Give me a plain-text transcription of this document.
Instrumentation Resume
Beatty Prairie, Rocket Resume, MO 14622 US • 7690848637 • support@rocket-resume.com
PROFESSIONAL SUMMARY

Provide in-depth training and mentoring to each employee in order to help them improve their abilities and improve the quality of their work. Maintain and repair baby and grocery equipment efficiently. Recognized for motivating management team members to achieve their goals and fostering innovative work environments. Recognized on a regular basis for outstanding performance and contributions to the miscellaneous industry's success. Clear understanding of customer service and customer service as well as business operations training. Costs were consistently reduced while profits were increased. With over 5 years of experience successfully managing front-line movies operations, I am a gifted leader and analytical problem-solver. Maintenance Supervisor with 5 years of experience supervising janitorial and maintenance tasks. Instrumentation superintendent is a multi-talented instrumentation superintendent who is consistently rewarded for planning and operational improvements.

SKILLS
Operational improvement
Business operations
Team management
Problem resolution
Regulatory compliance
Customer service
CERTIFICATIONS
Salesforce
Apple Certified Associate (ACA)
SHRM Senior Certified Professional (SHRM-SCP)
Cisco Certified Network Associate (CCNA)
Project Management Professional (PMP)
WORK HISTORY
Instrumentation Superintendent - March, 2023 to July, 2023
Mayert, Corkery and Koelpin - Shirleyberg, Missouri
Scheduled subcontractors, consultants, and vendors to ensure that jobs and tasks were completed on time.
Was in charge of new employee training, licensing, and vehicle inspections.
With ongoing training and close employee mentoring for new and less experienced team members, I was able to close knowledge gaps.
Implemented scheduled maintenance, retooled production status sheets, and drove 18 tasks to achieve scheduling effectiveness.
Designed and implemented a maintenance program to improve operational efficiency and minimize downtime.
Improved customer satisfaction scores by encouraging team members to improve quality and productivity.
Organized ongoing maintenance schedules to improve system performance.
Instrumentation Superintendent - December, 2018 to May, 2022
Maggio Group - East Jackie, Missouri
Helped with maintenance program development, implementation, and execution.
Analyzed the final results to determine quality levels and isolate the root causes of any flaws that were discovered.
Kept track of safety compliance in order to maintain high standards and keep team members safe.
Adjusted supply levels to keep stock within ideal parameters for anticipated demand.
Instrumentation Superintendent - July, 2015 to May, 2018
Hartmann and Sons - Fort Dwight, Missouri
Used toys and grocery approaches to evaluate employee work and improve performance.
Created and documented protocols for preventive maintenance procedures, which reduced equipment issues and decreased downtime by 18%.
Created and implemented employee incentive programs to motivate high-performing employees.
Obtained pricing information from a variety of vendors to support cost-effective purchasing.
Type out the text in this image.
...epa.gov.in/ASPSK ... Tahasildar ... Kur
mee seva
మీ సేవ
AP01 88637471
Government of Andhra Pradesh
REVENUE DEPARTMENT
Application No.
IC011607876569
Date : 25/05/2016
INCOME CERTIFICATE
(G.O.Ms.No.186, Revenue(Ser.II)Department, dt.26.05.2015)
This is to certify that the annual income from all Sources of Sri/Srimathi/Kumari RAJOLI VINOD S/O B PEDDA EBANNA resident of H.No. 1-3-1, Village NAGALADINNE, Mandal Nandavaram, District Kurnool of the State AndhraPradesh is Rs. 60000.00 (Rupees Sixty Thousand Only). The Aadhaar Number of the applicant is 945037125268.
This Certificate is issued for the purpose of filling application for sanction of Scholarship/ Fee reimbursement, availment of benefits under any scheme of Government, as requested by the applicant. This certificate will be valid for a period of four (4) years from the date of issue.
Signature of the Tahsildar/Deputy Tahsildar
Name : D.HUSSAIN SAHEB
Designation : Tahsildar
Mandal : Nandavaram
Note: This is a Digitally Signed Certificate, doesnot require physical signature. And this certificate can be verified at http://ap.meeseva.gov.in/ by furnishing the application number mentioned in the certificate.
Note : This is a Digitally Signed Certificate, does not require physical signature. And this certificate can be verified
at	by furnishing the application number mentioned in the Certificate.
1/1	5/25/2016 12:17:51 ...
----------
→ **Written instruction**: All of the entries above need to be reproduced exactly.

→ **Exercise answer**:
Give me a plain-text transcription of this document.
Instrumentation Resume
Beatty Prairie, Rocket Resume, MO 14622 US • 7690848637 • support@rocket-resume.com
PROFESSIONAL SUMMARY

Provide in-depth training and mentoring to each employee in order to help them improve their abilities and improve the quality of their work. Maintain and repair baby and grocery equipment efficiently. Recognized for motivating management team members to achieve their goals and fostering innovative work environments. Recognized on a regular basis for outstanding performance and contributions to the miscellaneous industry's success. Clear understanding of customer service and customer service as well as business operations training. Costs were consistently reduced while profits were increased. With over 5 years of experience successfully managing front-line movies operations, I am a gifted leader and analytical problem-solver. Maintenance Supervisor with 5 years of experience supervising janitorial and maintenance tasks. Instrumentation superintendent is a multi-talented instrumentation superintendent who is consistently rewarded for planning and operational improvements.

SKILLS
Operational improvement
Business operations
Team management
Problem resolution
Regulatory compliance
Customer service
CERTIFICATIONS
Salesforce
Apple Certified Associate (ACA)
SHRM Senior Certified Professional (SHRM-SCP)
Cisco Certified Network Associate (CCNA)
Project Management Professional (PMP)
WORK HISTORY
Instrumentation Superintendent - March, 2023 to July, 2023
Mayert, Corkery and Koelpin - Shirleyberg, Missouri
Scheduled subcontractors, consultants, and vendors to ensure that jobs and tasks were completed on time.
Was in charge of new employee training, licensing, and vehicle inspections.
With ongoing training and close employee mentoring for new and less experienced team members, I was able to close knowledge gaps.
Implemented scheduled maintenance, retooled production status sheets, and drove 18 tasks to achieve scheduling effectiveness.
Designed and implemented a maintenance program to improve operational efficiency and minimize downtime.
Improved customer satisfaction scores by encouraging team members to improve quality and productivity.
Organized ongoing maintenance schedules to improve system performance.
Instrumentation Superintendent - December, 2018 to May, 2022
Maggio Group - East Jackie, Missouri
Helped with maintenance program development, implementation, and execution.
Analyzed the final results to determine quality levels and isolate the root causes of any flaws that were discovered.
Kept track of safety compliance in order to maintain high standards and keep team members safe.
Adjusted supply levels to keep stock within ideal parameters for anticipated demand.
Instrumentation Superintendent - July, 2015 to May, 2018
Hartmann and Sons - Fort Dwight, Missouri
Used toys and grocery approaches to evaluate employee work and improve performance.
Created and documented protocols for preventive maintenance procedures, which reduced equipment issues and decreased downtime by 18%.
Created and implemented employee incentive programs to motivate high-performing employees.
Obtained pricing information from a variety of vendors to support cost-effective purchasing.
Type out the text in this image.
...epa.gov.in/ASPSK ... Tahasildar ... Kur
mee seva
మీ సేవ
AP01 88637471
Government of Andhra Pradesh
REVENUE DEPARTMENT
Application No.
IC011607876569
Date : 25/05/2016
INCOME CERTIFICATE
(G.O.Ms.No.186, Revenue(Ser.II)Department, dt.26.05.2015)
This is to certify that the annual income from all Sources of Sri/Srimathi/Kumari RAJOLI VINOD S/O B PEDDA EBANNA resident of H.No. 1-3-1, Village NAGALADINNE, Mandal Nandavaram, District Kurnool of the State AndhraPradesh is Rs. 60000.00 (Rupees Sixty Thousand Only). The Aadhaar Number of the applicant is 945037125268.
This Certificate is issued for the purpose of filling application for sanction of Scholarship/ Fee reimbursement, availment of benefits under any scheme of Government, as requested by the applicant. This certificate will be valid for a period of four (4) years from the date of issue.
Signature of the Tahsildar/Deputy Tahsildar
Name : D.HUSSAIN SAHEB
Designation : Tahsildar
Mandal : Nandavaram
Note: This is a Digitally Signed Certificate, doesnot require physical signature. And this certificate can be verified at http://ap.meeseva.gov.in/ by furnishing the application number mentioned in the certificate.
Note : This is a Digitally Signed Certificate, does not require physical signature. And this certificate can be verified
at	by furnishing the application number mentioned in the Certificate.
1/1	5/25/2016 12:17:51 ...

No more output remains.